## Job
Identify all lines of the data containing the string "Adicionar" and copy them.

[Data items]
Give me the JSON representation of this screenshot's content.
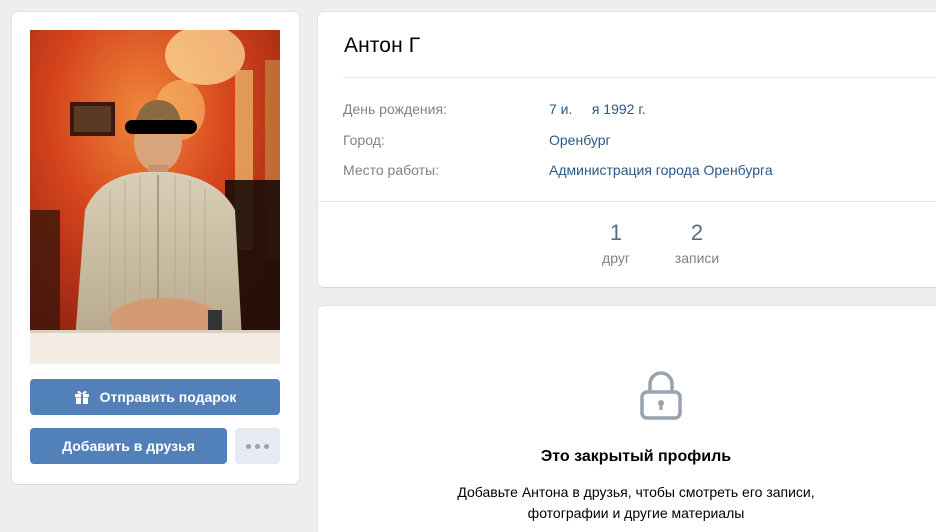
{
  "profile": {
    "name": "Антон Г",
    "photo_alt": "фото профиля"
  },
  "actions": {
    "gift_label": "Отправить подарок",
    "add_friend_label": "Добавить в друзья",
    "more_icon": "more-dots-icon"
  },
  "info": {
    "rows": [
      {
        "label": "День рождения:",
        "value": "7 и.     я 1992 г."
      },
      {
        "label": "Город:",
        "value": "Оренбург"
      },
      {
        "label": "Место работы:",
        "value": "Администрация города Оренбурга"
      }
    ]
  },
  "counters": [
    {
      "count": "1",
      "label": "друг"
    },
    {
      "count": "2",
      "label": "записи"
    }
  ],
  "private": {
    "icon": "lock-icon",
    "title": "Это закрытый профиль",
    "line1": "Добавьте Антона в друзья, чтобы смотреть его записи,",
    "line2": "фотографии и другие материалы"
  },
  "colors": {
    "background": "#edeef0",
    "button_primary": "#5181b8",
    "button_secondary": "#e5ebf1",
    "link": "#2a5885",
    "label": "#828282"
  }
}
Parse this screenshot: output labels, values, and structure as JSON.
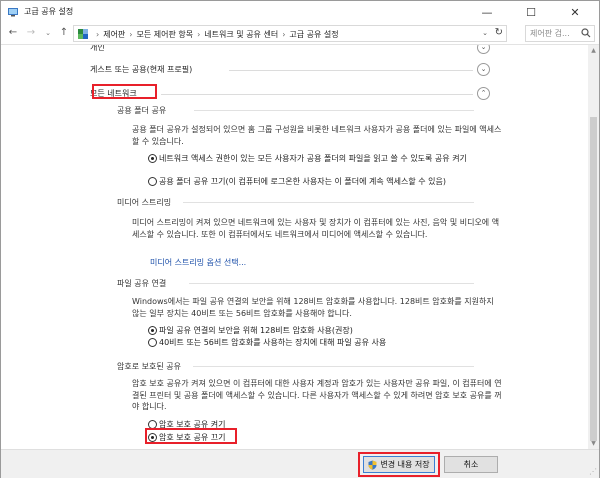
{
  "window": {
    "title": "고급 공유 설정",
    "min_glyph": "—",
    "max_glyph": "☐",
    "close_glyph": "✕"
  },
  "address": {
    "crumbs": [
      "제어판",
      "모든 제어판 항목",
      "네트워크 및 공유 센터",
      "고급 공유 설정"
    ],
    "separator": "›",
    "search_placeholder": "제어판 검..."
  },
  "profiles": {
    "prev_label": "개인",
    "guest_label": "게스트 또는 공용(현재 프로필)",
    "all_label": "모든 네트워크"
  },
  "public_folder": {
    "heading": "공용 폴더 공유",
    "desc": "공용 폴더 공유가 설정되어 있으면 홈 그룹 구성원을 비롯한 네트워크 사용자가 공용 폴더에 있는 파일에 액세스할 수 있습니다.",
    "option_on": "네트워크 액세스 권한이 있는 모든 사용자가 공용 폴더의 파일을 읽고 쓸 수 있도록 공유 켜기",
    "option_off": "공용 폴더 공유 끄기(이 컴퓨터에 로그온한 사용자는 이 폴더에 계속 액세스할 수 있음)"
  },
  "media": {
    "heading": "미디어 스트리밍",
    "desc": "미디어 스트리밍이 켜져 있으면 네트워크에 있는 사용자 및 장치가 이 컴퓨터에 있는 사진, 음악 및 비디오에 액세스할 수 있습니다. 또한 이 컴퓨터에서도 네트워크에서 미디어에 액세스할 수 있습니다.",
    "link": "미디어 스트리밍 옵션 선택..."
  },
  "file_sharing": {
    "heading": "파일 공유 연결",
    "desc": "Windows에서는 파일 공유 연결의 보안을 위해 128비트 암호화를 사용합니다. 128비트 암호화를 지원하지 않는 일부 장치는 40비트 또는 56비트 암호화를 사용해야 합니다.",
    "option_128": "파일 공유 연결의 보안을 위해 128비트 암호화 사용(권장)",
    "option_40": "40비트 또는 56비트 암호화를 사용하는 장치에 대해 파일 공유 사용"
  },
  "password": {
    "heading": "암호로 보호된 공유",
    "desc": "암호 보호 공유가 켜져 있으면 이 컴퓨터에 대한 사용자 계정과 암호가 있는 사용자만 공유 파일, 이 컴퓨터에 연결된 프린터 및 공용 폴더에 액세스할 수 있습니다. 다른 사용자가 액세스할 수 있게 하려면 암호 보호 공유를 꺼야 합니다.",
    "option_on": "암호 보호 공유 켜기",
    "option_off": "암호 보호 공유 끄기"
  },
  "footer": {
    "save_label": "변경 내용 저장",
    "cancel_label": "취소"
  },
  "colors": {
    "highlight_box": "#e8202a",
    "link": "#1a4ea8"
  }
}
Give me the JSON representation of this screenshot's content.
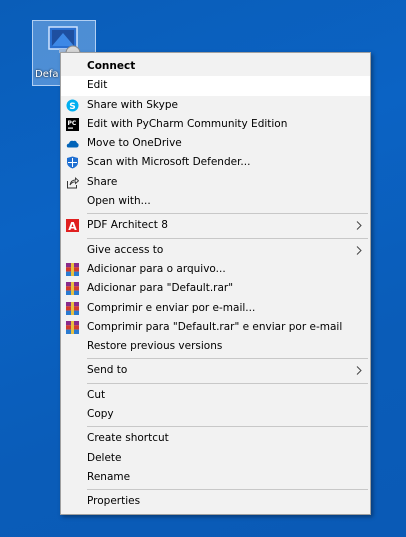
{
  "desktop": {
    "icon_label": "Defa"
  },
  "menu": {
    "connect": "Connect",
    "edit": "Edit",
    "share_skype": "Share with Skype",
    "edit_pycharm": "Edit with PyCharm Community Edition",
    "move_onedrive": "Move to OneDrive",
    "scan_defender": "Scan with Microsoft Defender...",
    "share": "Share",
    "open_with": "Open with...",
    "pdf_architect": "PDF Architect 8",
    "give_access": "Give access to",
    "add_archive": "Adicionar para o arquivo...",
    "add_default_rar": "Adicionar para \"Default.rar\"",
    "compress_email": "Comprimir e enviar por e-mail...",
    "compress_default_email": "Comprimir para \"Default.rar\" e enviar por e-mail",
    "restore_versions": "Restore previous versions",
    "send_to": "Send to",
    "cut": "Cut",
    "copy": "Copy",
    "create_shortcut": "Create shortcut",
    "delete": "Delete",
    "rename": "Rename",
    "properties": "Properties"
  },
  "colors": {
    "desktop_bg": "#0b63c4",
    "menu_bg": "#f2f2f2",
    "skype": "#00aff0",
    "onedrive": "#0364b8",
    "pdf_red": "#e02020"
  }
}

## The completed task
    "add_archive": "Adicionar para o arquivo...",
    "add_default_rar": "Adicionar para \"Default.rar\"",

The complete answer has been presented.